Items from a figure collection
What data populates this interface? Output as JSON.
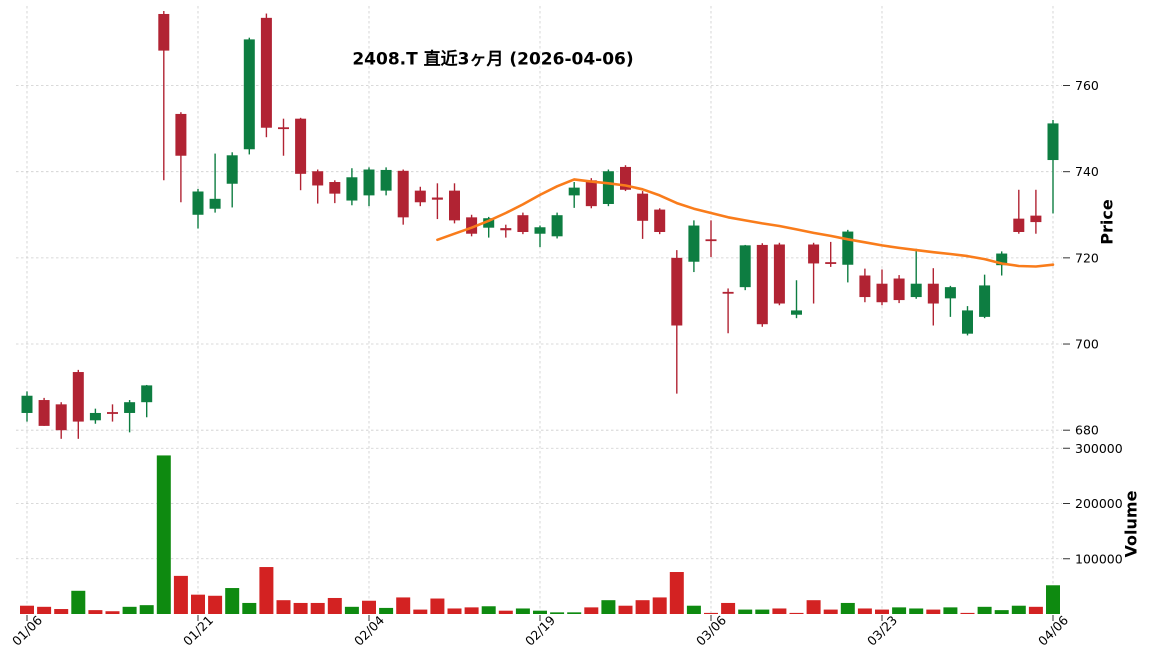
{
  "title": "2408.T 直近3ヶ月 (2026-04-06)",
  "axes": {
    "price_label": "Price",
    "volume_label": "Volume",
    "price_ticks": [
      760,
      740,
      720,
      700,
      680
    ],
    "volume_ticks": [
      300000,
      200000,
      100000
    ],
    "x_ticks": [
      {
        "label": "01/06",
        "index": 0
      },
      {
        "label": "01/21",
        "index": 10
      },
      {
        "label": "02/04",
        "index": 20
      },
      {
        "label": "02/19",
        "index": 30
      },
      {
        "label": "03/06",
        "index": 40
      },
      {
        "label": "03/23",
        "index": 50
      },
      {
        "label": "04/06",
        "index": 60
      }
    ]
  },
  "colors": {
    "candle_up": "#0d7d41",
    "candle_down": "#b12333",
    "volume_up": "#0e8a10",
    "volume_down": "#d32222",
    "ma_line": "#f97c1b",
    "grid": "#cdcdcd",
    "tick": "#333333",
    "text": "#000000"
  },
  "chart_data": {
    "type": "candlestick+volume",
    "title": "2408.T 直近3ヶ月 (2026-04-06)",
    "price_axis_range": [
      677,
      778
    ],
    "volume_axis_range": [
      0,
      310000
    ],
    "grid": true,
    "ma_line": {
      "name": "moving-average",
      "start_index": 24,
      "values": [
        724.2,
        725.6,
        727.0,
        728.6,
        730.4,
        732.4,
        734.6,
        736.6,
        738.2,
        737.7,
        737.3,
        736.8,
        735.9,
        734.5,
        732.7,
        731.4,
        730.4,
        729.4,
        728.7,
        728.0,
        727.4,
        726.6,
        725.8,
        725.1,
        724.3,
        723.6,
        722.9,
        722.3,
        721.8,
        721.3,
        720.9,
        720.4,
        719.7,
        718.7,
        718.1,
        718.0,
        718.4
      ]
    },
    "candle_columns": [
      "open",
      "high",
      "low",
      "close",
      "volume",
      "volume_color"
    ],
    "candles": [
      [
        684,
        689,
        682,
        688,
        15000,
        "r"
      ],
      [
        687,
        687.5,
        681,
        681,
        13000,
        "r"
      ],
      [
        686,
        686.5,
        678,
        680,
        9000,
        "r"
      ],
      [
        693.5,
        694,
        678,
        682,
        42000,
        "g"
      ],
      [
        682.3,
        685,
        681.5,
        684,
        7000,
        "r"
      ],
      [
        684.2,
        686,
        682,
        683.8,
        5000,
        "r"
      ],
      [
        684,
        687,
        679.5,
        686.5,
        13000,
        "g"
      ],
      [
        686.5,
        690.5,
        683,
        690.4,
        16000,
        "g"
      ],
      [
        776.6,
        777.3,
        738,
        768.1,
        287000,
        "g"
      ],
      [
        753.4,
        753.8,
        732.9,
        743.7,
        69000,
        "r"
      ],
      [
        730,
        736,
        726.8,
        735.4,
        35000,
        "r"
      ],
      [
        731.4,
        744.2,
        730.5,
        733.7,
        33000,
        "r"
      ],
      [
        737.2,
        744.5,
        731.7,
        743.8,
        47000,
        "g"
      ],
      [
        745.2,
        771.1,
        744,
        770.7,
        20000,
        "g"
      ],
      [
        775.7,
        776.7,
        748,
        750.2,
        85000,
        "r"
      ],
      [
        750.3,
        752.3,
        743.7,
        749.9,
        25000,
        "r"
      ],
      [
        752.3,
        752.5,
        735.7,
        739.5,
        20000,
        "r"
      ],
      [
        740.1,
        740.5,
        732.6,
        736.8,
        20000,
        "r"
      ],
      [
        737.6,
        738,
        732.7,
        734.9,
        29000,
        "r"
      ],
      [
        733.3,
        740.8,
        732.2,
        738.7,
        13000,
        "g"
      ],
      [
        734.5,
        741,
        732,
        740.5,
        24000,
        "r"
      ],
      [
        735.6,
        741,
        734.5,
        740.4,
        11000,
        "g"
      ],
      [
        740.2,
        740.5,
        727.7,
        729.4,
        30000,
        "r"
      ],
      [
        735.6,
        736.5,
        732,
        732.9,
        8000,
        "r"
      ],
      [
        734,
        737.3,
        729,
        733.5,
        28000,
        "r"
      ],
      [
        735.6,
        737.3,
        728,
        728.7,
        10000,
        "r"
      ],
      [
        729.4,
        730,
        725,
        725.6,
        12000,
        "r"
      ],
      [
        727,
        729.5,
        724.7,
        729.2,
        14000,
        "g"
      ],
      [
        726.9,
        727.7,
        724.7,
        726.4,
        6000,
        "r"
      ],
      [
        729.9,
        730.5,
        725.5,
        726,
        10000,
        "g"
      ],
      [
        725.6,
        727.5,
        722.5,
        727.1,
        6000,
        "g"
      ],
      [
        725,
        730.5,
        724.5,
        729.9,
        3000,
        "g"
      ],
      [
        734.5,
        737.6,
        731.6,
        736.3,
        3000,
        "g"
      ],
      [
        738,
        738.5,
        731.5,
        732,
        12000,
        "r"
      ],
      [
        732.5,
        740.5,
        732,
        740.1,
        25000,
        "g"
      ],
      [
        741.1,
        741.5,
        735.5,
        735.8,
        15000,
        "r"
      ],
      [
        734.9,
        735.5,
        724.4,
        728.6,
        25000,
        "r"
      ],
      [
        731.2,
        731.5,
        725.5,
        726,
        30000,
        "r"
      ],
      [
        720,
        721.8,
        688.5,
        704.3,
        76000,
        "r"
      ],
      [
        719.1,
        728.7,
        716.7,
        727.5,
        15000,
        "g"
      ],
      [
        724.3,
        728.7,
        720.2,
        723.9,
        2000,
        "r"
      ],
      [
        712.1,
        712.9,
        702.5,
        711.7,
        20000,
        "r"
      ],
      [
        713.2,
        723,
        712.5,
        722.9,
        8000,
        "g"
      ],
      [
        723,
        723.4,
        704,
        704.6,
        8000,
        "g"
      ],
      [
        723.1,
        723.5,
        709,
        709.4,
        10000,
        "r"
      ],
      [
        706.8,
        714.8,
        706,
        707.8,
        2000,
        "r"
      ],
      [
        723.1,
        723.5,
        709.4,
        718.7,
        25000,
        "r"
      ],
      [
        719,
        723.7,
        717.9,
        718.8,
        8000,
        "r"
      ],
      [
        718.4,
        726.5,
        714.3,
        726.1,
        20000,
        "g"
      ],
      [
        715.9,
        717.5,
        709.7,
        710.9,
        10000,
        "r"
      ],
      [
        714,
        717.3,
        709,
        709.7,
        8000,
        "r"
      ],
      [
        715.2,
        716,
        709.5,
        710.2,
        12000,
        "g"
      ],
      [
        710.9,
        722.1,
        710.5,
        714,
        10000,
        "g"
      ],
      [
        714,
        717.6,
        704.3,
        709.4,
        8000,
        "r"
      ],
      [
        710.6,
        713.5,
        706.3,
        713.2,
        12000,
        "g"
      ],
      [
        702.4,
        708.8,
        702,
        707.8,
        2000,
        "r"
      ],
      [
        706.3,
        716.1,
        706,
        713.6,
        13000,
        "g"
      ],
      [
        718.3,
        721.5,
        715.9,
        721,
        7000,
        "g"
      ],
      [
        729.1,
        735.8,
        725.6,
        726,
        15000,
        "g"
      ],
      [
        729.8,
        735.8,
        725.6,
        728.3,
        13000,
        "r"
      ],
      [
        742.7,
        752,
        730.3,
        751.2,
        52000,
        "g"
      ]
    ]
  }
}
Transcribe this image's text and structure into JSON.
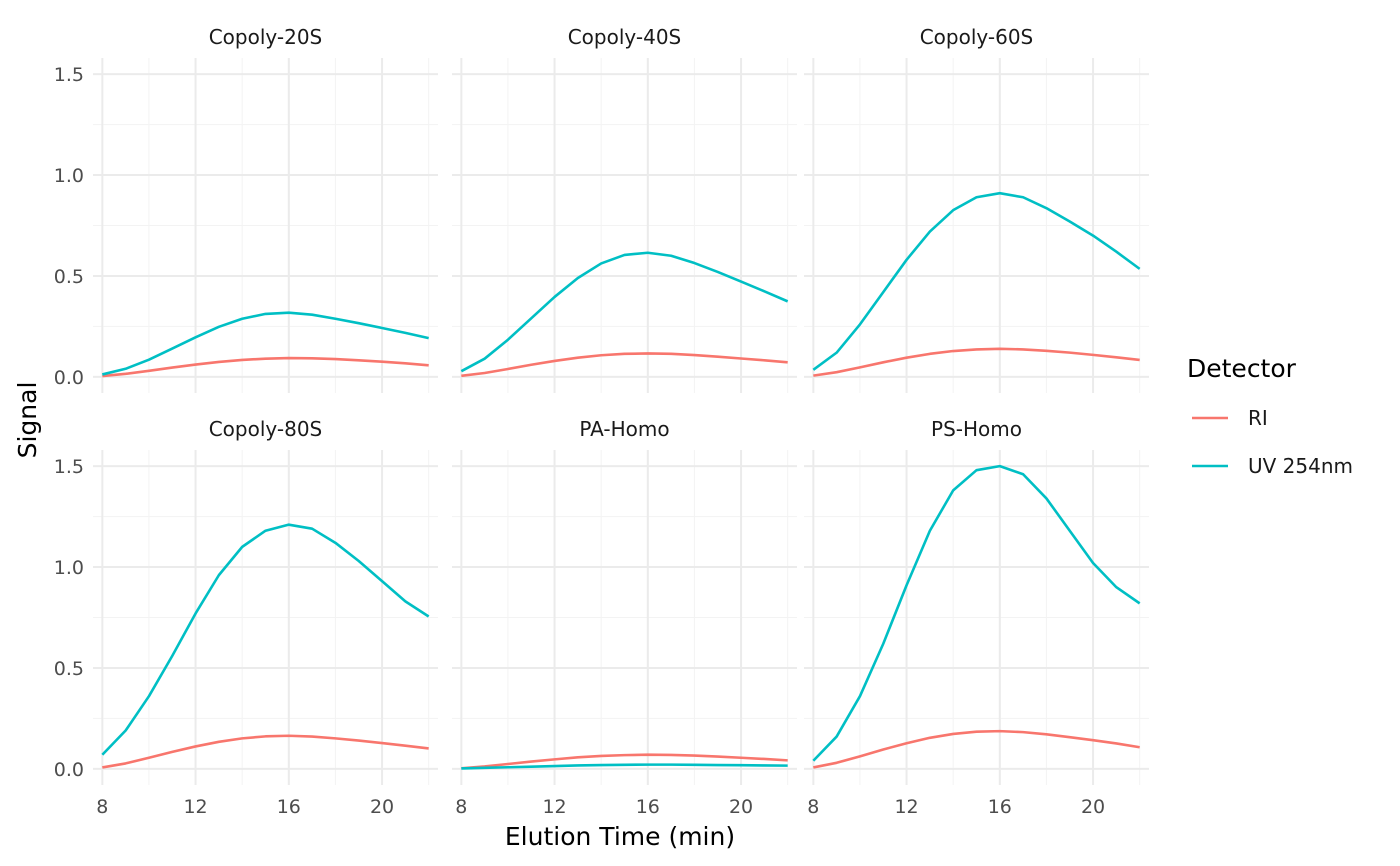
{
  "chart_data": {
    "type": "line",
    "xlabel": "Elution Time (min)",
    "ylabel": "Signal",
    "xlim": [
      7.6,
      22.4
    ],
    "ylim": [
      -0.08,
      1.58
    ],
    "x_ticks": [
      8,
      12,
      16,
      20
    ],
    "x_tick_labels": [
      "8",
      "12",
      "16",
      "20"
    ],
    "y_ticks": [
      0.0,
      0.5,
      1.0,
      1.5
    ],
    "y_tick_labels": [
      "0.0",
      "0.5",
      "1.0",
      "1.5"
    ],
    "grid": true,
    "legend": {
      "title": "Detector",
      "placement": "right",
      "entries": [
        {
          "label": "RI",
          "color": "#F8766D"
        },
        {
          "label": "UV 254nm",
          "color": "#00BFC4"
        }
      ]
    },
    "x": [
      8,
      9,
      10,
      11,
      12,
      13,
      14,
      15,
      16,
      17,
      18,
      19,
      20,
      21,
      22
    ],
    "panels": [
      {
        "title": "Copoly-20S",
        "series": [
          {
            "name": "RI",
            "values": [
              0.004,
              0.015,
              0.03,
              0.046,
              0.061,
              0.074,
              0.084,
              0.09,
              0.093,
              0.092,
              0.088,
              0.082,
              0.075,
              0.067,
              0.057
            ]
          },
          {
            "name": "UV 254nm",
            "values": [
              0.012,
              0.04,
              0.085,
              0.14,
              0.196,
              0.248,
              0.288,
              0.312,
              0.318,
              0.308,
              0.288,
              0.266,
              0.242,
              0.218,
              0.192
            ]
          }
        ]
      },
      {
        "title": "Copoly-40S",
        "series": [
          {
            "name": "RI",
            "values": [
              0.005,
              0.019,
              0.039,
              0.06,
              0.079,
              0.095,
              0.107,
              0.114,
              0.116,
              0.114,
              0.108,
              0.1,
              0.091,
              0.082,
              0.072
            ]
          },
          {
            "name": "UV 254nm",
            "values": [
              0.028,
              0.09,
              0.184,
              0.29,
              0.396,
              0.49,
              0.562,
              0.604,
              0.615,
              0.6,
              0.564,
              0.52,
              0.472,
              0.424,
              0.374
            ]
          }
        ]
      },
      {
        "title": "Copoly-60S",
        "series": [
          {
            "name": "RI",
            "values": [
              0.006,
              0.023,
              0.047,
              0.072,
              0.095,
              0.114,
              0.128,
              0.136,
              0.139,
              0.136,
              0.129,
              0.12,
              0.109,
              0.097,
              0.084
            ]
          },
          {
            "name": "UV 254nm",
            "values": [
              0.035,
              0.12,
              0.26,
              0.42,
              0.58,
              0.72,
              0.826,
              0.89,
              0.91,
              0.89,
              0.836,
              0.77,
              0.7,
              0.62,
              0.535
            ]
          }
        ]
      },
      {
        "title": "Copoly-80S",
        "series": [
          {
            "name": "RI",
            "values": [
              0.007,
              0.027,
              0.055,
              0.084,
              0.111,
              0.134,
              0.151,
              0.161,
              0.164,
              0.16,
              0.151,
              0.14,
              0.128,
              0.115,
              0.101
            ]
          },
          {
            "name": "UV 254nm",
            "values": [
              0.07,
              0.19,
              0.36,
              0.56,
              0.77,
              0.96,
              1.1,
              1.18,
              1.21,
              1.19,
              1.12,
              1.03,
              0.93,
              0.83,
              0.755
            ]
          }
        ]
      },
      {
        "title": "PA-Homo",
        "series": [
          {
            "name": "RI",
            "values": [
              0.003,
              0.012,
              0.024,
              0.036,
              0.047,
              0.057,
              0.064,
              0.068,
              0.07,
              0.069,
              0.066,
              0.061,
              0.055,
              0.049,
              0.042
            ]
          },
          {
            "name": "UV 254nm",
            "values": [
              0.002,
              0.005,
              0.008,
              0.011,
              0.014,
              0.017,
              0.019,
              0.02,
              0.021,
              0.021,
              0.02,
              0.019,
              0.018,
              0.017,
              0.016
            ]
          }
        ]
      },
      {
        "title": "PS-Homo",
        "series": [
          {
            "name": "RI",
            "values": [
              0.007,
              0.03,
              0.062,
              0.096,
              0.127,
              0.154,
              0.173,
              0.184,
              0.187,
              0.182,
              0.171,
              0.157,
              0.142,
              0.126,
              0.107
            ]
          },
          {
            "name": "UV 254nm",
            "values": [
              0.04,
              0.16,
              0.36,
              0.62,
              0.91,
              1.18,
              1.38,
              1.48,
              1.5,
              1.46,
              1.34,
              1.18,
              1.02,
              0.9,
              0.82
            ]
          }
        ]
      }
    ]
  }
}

> STATED GOAL: Find every line holding the word "Copoly"; give their count and nothing else.

> OUTPUT OF THE EXERCISE: 4